[start Available data]
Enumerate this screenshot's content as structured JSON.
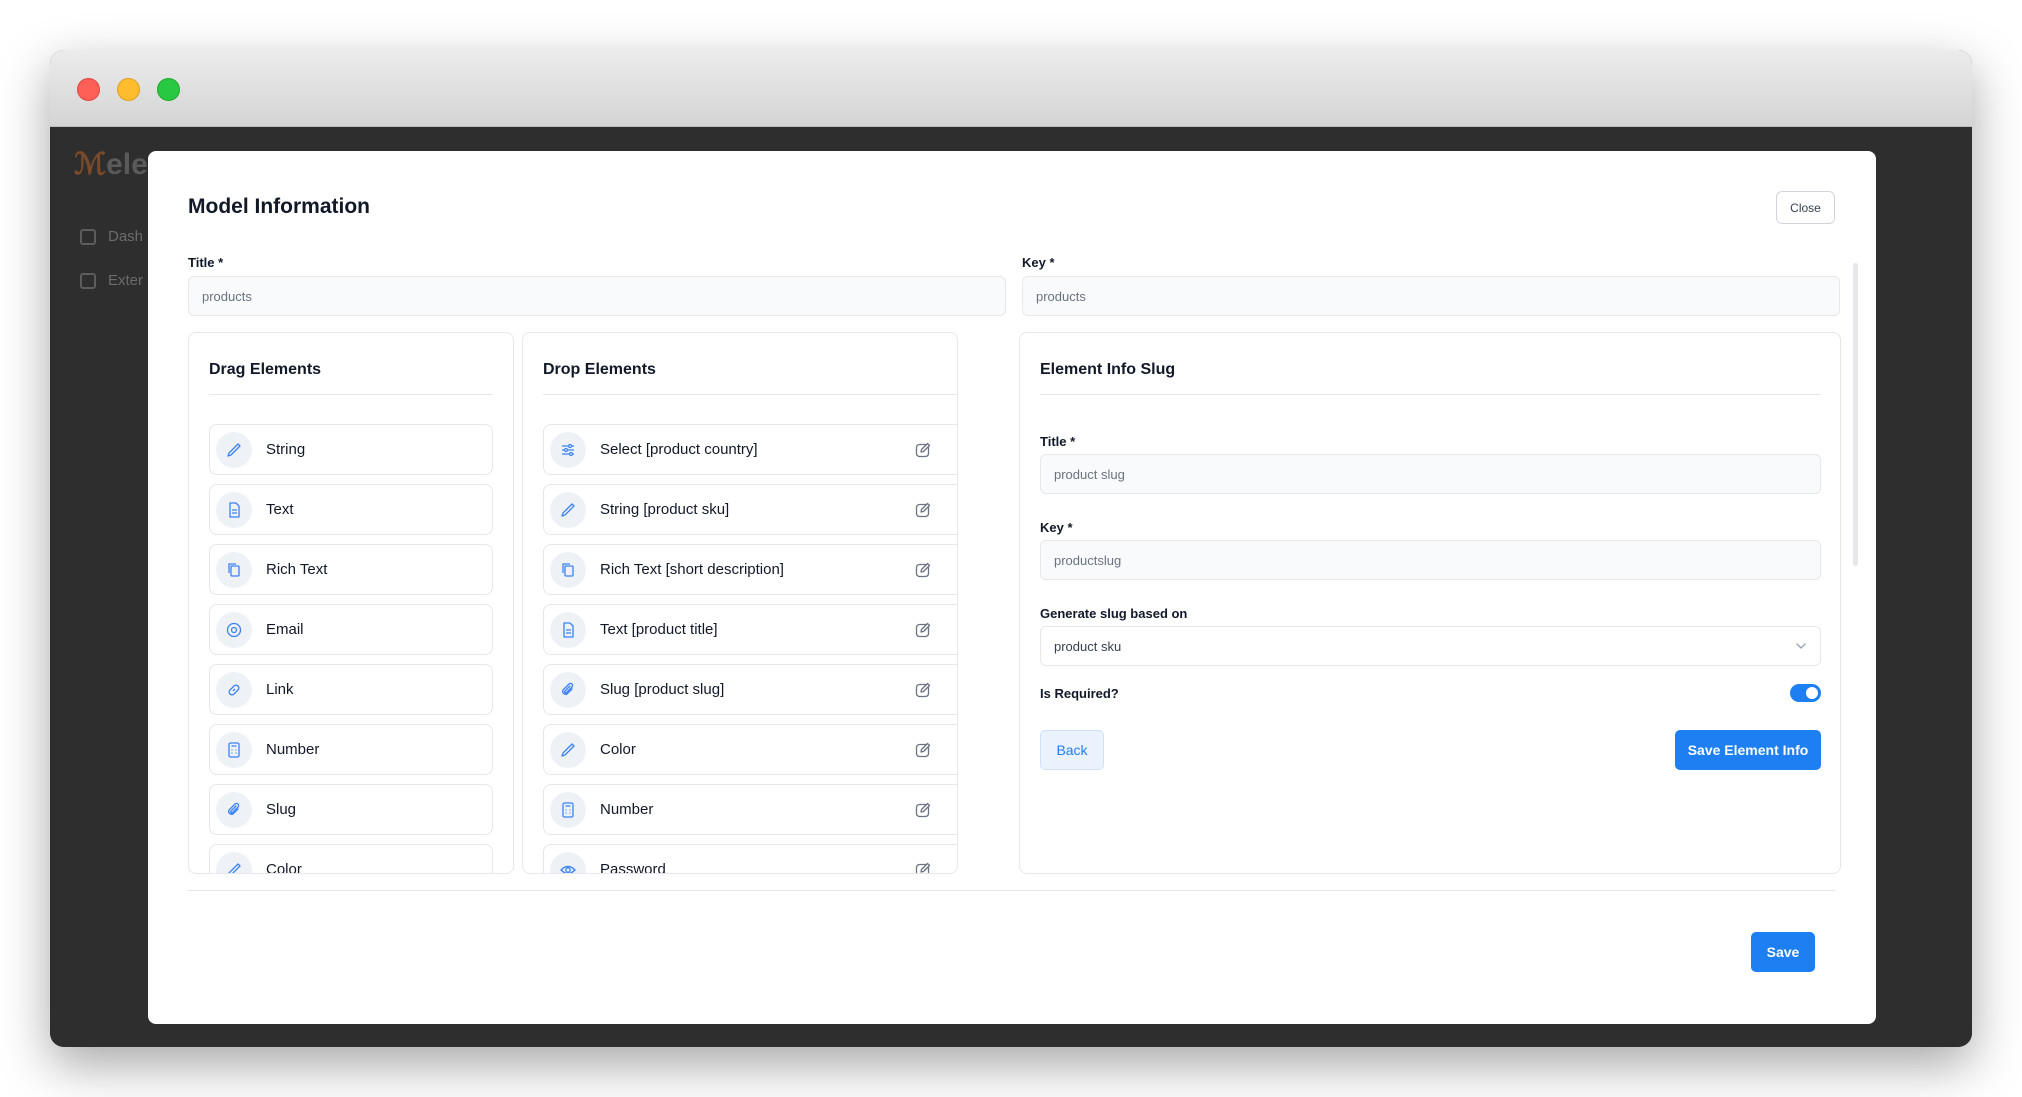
{
  "background_app": {
    "logo_text": "elen",
    "nav": [
      "Dash",
      "Exter"
    ]
  },
  "modal": {
    "title": "Model Information",
    "close_label": "Close",
    "title_field": {
      "label": "Title *",
      "value": "products"
    },
    "key_field": {
      "label": "Key *",
      "value": "products"
    },
    "save_label": "Save"
  },
  "drag_panel": {
    "title": "Drag Elements",
    "items": [
      {
        "label": "String",
        "icon": "pencil-icon"
      },
      {
        "label": "Text",
        "icon": "document-icon"
      },
      {
        "label": "Rich Text",
        "icon": "copy-icon"
      },
      {
        "label": "Email",
        "icon": "at-sign-icon"
      },
      {
        "label": "Link",
        "icon": "link-icon"
      },
      {
        "label": "Number",
        "icon": "calculator-icon"
      },
      {
        "label": "Slug",
        "icon": "paperclip-icon"
      },
      {
        "label": "Color",
        "icon": "pencil-icon"
      }
    ]
  },
  "drop_panel": {
    "title": "Drop Elements",
    "items": [
      {
        "label": "Select [product country]",
        "icon": "sliders-icon"
      },
      {
        "label": "String [product sku]",
        "icon": "pencil-icon"
      },
      {
        "label": "Rich Text [short description]",
        "icon": "copy-icon"
      },
      {
        "label": "Text [product title]",
        "icon": "document-icon"
      },
      {
        "label": "Slug [product slug]",
        "icon": "paperclip-icon"
      },
      {
        "label": "Color",
        "icon": "pencil-icon"
      },
      {
        "label": "Number",
        "icon": "calculator-icon"
      },
      {
        "label": "Password",
        "icon": "eye-icon"
      }
    ]
  },
  "info_panel": {
    "title": "Element Info Slug",
    "title_field": {
      "label": "Title *",
      "value": "product slug"
    },
    "key_field": {
      "label": "Key *",
      "value": "productslug"
    },
    "slug_select": {
      "label": "Generate slug based on",
      "value": "product sku"
    },
    "required_label": "Is Required?",
    "required": true,
    "back_label": "Back",
    "save_info_label": "Save Element Info"
  },
  "colors": {
    "primary": "#1d7ff2",
    "icon_blue": "#3b82f6",
    "overlay": "#2e2e2e"
  }
}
[end Available data]
### What to produce
Skip the pictures and transcribe the rest of the records exactly.

### Output for this exercise
Enumerate this screenshot's content as structured JSON.
{
  "background_app": {
    "logo_text": "elen",
    "nav": [
      "Dash",
      "Exter"
    ]
  },
  "modal": {
    "title": "Model Information",
    "close_label": "Close",
    "title_field": {
      "label": "Title *",
      "value": "products"
    },
    "key_field": {
      "label": "Key *",
      "value": "products"
    },
    "save_label": "Save"
  },
  "drag_panel": {
    "title": "Drag Elements",
    "items": [
      {
        "label": "String",
        "icon": "pencil-icon"
      },
      {
        "label": "Text",
        "icon": "document-icon"
      },
      {
        "label": "Rich Text",
        "icon": "copy-icon"
      },
      {
        "label": "Email",
        "icon": "at-sign-icon"
      },
      {
        "label": "Link",
        "icon": "link-icon"
      },
      {
        "label": "Number",
        "icon": "calculator-icon"
      },
      {
        "label": "Slug",
        "icon": "paperclip-icon"
      },
      {
        "label": "Color",
        "icon": "pencil-icon"
      }
    ]
  },
  "drop_panel": {
    "title": "Drop Elements",
    "items": [
      {
        "label": "Select [product country]",
        "icon": "sliders-icon"
      },
      {
        "label": "String [product sku]",
        "icon": "pencil-icon"
      },
      {
        "label": "Rich Text [short description]",
        "icon": "copy-icon"
      },
      {
        "label": "Text [product title]",
        "icon": "document-icon"
      },
      {
        "label": "Slug [product slug]",
        "icon": "paperclip-icon"
      },
      {
        "label": "Color",
        "icon": "pencil-icon"
      },
      {
        "label": "Number",
        "icon": "calculator-icon"
      },
      {
        "label": "Password",
        "icon": "eye-icon"
      }
    ]
  },
  "info_panel": {
    "title": "Element Info Slug",
    "title_field": {
      "label": "Title *",
      "value": "product slug"
    },
    "key_field": {
      "label": "Key *",
      "value": "productslug"
    },
    "slug_select": {
      "label": "Generate slug based on",
      "value": "product sku"
    },
    "required_label": "Is Required?",
    "required": true,
    "back_label": "Back",
    "save_info_label": "Save Element Info"
  },
  "colors": {
    "primary": "#1d7ff2",
    "icon_blue": "#3b82f6",
    "overlay": "#2e2e2e"
  }
}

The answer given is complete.